Figure contents as structured data:

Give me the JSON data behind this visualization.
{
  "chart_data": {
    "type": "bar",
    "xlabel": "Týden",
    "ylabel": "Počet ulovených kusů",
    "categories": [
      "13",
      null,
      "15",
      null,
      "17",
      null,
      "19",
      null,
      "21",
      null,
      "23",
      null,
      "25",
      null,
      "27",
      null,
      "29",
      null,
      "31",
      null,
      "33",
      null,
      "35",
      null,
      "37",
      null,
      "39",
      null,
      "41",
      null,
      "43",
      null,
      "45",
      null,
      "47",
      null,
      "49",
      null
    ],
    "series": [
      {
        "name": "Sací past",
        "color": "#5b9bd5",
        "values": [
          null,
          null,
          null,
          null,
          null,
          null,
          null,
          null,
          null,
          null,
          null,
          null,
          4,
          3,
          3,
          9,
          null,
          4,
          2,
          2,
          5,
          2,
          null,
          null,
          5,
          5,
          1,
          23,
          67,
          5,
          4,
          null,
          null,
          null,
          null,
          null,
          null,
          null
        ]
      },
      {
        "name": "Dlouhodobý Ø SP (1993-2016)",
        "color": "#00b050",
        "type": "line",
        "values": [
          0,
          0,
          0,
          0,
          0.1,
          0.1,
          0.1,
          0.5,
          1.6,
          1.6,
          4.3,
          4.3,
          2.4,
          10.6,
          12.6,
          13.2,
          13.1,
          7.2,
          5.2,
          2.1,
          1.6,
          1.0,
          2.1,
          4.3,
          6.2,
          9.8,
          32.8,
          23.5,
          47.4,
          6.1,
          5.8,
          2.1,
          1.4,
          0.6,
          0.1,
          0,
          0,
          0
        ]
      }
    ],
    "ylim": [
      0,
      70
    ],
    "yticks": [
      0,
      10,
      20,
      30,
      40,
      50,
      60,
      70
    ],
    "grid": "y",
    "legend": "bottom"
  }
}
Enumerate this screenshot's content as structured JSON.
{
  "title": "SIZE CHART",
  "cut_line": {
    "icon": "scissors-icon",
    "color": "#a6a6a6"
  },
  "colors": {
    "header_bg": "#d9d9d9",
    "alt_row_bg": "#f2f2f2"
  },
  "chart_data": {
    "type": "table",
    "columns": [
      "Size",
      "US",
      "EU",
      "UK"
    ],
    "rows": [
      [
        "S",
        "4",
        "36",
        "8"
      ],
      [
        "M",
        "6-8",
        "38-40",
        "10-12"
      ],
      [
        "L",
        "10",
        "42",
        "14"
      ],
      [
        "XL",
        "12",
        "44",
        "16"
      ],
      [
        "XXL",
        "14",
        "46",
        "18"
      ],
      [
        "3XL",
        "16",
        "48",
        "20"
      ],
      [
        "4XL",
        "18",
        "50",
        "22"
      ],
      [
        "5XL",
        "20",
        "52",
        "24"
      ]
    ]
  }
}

Work instructions:
Where does the word "name" appear in the listing? List each line that holds it.

Output of the task:
        "name": "Sací past",
        "name": "Dlouhodobý Ø SP (1993-2016)",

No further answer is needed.